- DO THIS
Copy out the rows below word for word, starting at the line containing "output each element" and ending with the line containing "clue-item-text: Cubs do", both lines included.

- INFORMATION SHOWN
^^^^^^^^^^^^^^^^

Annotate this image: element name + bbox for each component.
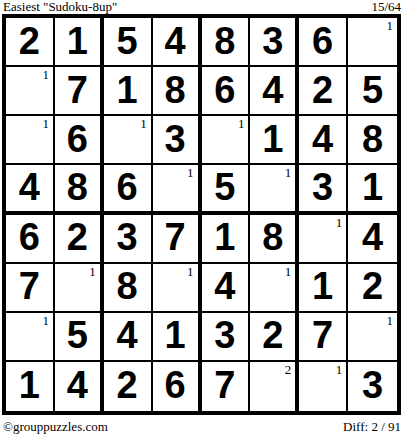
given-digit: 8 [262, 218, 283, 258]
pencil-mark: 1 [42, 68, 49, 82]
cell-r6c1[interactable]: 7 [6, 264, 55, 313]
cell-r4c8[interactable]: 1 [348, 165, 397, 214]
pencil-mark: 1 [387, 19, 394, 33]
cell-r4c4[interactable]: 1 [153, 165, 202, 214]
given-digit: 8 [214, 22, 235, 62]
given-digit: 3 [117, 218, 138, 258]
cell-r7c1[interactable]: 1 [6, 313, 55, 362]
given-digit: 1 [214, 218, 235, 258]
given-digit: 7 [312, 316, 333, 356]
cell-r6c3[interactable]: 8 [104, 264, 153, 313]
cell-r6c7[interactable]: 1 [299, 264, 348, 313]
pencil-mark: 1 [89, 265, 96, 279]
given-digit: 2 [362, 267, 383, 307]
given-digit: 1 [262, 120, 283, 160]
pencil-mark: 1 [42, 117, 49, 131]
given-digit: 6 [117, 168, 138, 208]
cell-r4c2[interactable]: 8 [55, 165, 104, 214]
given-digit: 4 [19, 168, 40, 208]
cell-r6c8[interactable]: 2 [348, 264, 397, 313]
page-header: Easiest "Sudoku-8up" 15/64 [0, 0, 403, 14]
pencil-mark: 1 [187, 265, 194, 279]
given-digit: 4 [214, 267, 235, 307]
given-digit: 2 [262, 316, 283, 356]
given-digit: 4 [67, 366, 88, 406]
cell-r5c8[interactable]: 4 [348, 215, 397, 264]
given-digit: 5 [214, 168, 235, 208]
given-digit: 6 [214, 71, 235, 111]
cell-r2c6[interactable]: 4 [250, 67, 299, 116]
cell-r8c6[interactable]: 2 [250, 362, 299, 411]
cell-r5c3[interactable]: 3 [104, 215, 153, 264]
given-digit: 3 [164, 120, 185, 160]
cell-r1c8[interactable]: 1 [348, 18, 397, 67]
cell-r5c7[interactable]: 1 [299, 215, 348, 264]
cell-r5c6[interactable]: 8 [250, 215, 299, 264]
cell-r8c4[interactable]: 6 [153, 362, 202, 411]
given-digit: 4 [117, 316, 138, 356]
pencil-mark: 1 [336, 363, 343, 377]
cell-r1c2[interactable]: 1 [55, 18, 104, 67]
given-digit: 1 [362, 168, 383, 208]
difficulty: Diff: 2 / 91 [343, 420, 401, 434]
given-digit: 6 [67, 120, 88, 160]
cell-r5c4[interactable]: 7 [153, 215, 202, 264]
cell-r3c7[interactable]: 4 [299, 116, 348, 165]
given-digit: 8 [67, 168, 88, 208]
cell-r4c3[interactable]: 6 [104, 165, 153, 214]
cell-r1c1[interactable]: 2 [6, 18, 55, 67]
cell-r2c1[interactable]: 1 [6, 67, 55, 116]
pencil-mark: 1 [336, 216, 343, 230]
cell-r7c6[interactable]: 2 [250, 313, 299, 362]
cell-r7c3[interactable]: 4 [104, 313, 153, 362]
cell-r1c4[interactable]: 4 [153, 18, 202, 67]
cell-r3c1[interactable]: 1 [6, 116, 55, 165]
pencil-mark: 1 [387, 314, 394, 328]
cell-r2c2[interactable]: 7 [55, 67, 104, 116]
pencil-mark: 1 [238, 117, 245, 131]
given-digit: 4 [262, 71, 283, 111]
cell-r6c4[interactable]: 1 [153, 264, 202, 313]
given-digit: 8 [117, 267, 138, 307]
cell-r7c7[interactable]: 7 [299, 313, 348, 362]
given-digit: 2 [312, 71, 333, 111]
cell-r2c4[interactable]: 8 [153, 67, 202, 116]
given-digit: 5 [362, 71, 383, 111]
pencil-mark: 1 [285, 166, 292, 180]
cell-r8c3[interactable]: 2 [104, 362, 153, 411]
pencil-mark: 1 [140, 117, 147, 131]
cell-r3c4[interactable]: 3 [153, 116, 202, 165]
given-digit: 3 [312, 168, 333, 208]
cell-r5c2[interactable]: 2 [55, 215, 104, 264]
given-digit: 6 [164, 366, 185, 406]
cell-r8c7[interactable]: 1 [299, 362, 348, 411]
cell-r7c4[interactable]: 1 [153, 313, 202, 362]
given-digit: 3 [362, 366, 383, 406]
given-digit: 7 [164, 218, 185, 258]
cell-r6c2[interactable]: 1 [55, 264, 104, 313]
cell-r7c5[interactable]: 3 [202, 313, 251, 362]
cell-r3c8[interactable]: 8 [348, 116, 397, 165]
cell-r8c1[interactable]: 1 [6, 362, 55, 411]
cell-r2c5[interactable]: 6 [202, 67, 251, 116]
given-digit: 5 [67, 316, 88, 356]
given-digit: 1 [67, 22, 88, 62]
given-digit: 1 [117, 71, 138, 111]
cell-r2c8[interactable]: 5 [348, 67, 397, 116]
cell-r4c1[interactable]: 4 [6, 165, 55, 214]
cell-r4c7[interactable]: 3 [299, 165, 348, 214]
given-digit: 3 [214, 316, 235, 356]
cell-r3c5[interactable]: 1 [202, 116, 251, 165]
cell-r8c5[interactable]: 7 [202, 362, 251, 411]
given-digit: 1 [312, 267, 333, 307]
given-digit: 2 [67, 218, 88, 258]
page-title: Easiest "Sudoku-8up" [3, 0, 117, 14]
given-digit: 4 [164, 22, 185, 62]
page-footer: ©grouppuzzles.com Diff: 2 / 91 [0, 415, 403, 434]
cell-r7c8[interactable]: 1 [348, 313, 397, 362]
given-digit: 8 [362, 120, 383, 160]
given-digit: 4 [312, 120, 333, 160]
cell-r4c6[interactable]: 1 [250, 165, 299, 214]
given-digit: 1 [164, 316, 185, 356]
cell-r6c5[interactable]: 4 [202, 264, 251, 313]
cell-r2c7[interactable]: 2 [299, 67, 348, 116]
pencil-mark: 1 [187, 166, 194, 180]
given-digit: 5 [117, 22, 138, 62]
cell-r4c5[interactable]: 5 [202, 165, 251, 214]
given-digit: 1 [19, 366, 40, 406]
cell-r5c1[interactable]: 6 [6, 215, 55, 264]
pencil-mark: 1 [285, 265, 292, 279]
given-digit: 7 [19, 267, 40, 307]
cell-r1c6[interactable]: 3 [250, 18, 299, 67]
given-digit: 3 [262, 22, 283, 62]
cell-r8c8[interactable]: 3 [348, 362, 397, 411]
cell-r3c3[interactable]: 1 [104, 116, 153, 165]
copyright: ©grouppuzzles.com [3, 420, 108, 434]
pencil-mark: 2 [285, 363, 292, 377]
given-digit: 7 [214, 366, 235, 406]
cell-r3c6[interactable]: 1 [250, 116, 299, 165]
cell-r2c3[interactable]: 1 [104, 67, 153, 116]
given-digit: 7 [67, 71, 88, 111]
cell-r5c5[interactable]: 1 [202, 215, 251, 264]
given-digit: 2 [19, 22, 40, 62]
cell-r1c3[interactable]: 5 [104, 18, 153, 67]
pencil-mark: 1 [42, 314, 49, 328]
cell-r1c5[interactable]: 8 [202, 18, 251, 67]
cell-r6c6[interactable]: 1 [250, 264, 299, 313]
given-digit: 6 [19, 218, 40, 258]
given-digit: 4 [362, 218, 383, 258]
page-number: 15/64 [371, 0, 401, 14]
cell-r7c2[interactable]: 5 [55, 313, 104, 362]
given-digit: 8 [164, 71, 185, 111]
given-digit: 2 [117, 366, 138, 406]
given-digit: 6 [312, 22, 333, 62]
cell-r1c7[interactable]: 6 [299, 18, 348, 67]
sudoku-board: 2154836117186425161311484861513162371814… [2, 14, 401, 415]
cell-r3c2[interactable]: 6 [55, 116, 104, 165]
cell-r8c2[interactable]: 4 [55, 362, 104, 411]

^^^^^^^^^^^^^^^^

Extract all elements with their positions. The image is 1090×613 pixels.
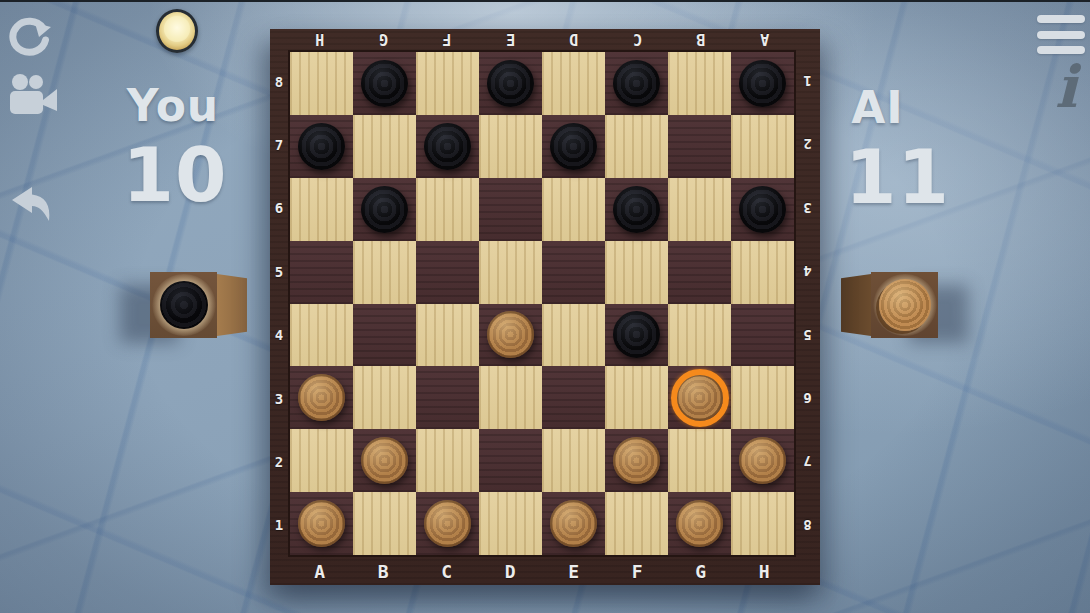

^^^^^^^^^^^^^^^^

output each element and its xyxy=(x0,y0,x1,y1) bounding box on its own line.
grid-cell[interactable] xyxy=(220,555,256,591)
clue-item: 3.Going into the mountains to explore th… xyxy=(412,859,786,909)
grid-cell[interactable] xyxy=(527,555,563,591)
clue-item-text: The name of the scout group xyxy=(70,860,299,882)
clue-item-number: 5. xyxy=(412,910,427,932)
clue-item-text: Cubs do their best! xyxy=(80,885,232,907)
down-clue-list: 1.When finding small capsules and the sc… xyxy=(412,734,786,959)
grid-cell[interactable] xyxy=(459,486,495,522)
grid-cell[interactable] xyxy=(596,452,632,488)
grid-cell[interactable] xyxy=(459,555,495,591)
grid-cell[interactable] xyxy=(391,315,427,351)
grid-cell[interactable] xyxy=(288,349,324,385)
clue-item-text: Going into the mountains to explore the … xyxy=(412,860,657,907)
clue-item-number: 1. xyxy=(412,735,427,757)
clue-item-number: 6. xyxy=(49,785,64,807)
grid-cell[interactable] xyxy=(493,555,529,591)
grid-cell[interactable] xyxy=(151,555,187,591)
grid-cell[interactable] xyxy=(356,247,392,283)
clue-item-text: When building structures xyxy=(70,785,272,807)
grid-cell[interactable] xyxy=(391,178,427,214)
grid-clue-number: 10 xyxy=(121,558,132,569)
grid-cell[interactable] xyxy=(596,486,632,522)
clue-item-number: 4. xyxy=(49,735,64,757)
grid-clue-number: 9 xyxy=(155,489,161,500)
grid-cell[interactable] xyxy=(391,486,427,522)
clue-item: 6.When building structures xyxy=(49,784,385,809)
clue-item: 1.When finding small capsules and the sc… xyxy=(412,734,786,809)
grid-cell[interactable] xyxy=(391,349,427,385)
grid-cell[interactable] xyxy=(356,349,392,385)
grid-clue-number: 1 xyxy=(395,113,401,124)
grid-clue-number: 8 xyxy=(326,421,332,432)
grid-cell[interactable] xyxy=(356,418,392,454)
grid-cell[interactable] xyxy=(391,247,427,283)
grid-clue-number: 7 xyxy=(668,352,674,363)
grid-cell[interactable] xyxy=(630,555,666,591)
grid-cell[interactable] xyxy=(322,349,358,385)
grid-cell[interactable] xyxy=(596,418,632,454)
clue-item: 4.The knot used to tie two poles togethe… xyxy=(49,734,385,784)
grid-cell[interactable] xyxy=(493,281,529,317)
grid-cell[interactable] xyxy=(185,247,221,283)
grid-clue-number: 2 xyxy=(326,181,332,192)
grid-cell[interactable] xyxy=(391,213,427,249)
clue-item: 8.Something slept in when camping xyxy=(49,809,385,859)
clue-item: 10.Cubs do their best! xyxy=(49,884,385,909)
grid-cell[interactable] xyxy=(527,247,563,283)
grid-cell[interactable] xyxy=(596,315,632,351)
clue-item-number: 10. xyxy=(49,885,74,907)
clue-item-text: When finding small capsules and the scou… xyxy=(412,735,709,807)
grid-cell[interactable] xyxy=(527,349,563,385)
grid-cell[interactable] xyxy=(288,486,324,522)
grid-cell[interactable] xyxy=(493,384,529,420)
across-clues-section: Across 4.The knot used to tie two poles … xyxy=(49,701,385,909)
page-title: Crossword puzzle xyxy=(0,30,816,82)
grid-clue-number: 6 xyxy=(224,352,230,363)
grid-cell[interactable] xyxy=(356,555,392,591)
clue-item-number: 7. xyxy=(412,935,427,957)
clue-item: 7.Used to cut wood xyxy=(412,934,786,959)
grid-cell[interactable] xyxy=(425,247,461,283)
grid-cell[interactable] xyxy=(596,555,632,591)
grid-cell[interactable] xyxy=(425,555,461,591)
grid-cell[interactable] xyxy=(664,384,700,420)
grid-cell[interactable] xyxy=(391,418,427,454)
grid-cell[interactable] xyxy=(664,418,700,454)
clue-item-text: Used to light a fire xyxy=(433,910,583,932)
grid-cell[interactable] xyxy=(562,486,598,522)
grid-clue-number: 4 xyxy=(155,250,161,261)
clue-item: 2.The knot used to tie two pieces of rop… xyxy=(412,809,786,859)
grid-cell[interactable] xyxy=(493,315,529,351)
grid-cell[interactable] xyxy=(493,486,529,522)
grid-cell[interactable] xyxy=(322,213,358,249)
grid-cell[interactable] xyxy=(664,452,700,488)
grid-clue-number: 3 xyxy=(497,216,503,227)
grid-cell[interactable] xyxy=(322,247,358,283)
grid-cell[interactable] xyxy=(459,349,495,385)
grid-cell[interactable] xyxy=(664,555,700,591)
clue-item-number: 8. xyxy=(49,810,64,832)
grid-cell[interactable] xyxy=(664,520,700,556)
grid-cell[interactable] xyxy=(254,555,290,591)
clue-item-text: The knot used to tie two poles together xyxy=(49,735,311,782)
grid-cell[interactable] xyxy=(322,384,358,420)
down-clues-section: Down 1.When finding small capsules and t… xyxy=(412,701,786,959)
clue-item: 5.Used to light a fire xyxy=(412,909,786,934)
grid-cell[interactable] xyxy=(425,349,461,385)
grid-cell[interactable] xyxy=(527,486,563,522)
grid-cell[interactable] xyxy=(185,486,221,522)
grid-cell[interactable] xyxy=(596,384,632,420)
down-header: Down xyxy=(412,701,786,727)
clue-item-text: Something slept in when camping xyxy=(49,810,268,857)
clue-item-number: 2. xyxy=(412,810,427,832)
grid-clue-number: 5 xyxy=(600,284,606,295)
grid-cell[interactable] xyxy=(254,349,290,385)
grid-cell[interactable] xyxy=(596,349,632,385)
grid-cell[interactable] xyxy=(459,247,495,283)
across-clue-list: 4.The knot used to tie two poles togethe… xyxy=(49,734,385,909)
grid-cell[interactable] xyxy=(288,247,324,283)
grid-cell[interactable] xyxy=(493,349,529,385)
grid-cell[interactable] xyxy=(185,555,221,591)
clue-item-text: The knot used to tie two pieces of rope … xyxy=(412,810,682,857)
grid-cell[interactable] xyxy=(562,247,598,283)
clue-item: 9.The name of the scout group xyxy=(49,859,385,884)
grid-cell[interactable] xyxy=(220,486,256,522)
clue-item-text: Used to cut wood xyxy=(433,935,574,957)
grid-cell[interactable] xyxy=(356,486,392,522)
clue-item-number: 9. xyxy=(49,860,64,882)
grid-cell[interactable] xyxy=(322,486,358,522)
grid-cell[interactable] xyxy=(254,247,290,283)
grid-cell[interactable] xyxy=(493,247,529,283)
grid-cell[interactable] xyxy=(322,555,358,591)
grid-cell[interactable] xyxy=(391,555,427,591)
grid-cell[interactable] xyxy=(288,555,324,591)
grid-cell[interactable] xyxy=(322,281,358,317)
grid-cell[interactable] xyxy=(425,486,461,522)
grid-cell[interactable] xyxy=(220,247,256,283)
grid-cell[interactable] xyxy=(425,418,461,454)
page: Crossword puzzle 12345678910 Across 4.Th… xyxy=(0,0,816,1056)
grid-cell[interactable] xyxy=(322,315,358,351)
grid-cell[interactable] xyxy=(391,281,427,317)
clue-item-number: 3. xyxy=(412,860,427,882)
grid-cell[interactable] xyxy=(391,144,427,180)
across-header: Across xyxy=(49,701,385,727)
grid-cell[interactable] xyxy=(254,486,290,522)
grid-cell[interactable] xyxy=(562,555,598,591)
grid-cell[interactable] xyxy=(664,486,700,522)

^^^^^^^^^^^^^^^^

- SOLUTION
output each element and its xyxy=(x0,y0,x1,y1) bounding box on its own line.
grid-cell[interactable] xyxy=(220,555,256,591)
clue-item: 3.Going into the mountains to explore th… xyxy=(412,859,786,909)
grid-cell[interactable] xyxy=(527,555,563,591)
clue-item-text: The name of the scout group xyxy=(70,860,299,882)
clue-item-number: 5. xyxy=(412,910,427,932)
clue-item-text: Cubs do their best! xyxy=(80,885,232,907)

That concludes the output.